Collected data:

+++

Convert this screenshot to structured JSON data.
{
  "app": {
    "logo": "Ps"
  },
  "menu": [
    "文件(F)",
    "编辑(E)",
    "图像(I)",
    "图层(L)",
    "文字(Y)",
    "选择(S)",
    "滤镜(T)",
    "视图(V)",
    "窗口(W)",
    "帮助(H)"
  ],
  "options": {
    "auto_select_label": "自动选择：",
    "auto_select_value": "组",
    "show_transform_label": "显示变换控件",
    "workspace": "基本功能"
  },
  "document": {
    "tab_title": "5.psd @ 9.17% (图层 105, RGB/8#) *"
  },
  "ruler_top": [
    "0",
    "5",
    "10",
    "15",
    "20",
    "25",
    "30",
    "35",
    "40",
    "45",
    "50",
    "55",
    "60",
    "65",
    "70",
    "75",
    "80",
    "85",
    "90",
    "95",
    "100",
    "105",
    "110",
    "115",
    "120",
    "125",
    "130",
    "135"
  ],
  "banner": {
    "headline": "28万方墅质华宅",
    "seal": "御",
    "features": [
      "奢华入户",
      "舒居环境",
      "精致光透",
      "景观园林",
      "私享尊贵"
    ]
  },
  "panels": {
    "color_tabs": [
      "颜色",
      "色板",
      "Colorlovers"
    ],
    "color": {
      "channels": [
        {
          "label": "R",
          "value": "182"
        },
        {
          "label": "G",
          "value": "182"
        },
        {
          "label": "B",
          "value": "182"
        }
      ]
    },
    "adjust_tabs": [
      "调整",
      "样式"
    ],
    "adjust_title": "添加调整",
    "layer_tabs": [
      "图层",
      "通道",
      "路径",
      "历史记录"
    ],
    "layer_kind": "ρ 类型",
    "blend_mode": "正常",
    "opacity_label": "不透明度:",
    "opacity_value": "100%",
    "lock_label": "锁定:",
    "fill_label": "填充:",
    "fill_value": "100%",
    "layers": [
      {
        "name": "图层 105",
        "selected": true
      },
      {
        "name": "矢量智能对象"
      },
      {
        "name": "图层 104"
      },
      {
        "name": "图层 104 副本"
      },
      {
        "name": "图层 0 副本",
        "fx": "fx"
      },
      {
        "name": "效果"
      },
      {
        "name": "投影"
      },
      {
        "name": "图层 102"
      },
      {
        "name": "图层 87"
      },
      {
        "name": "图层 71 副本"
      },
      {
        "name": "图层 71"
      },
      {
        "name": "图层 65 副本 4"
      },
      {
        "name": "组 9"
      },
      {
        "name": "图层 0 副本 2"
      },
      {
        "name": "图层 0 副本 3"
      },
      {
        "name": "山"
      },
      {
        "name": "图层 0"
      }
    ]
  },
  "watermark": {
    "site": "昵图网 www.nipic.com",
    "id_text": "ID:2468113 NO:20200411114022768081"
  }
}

+++

> [Aim of the task]: From the records above, extract everything verbatim.

> [The reply]:
Convert this screenshot to structured JSON data.
{
  "app": {
    "logo": "Ps"
  },
  "menu": [
    "文件(F)",
    "编辑(E)",
    "图像(I)",
    "图层(L)",
    "文字(Y)",
    "选择(S)",
    "滤镜(T)",
    "视图(V)",
    "窗口(W)",
    "帮助(H)"
  ],
  "options": {
    "auto_select_label": "自动选择：",
    "auto_select_value": "组",
    "show_transform_label": "显示变换控件",
    "workspace": "基本功能"
  },
  "document": {
    "tab_title": "5.psd @ 9.17% (图层 105, RGB/8#) *"
  },
  "ruler_top": [
    "0",
    "5",
    "10",
    "15",
    "20",
    "25",
    "30",
    "35",
    "40",
    "45",
    "50",
    "55",
    "60",
    "65",
    "70",
    "75",
    "80",
    "85",
    "90",
    "95",
    "100",
    "105",
    "110",
    "115",
    "120",
    "125",
    "130",
    "135"
  ],
  "banner": {
    "headline": "28万方墅质华宅",
    "seal": "御",
    "features": [
      "奢华入户",
      "舒居环境",
      "精致光透",
      "景观园林",
      "私享尊贵"
    ]
  },
  "panels": {
    "color_tabs": [
      "颜色",
      "色板",
      "Colorlovers"
    ],
    "color": {
      "channels": [
        {
          "label": "R",
          "value": "182"
        },
        {
          "label": "G",
          "value": "182"
        },
        {
          "label": "B",
          "value": "182"
        }
      ]
    },
    "adjust_tabs": [
      "调整",
      "样式"
    ],
    "adjust_title": "添加调整",
    "layer_tabs": [
      "图层",
      "通道",
      "路径",
      "历史记录"
    ],
    "layer_kind": "ρ 类型",
    "blend_mode": "正常",
    "opacity_label": "不透明度:",
    "opacity_value": "100%",
    "lock_label": "锁定:",
    "fill_label": "填充:",
    "fill_value": "100%",
    "layers": [
      {
        "name": "图层 105",
        "selected": true
      },
      {
        "name": "矢量智能对象"
      },
      {
        "name": "图层 104"
      },
      {
        "name": "图层 104 副本"
      },
      {
        "name": "图层 0 副本",
        "fx": "fx"
      },
      {
        "name": "效果"
      },
      {
        "name": "投影"
      },
      {
        "name": "图层 102"
      },
      {
        "name": "图层 87"
      },
      {
        "name": "图层 71 副本"
      },
      {
        "name": "图层 71"
      },
      {
        "name": "图层 65 副本 4"
      },
      {
        "name": "组 9"
      },
      {
        "name": "图层 0 副本 2"
      },
      {
        "name": "图层 0 副本 3"
      },
      {
        "name": "山"
      },
      {
        "name": "图层 0"
      }
    ]
  },
  "watermark": {
    "site": "昵图网 www.nipic.com",
    "id_text": "ID:2468113 NO:20200411114022768081"
  }
}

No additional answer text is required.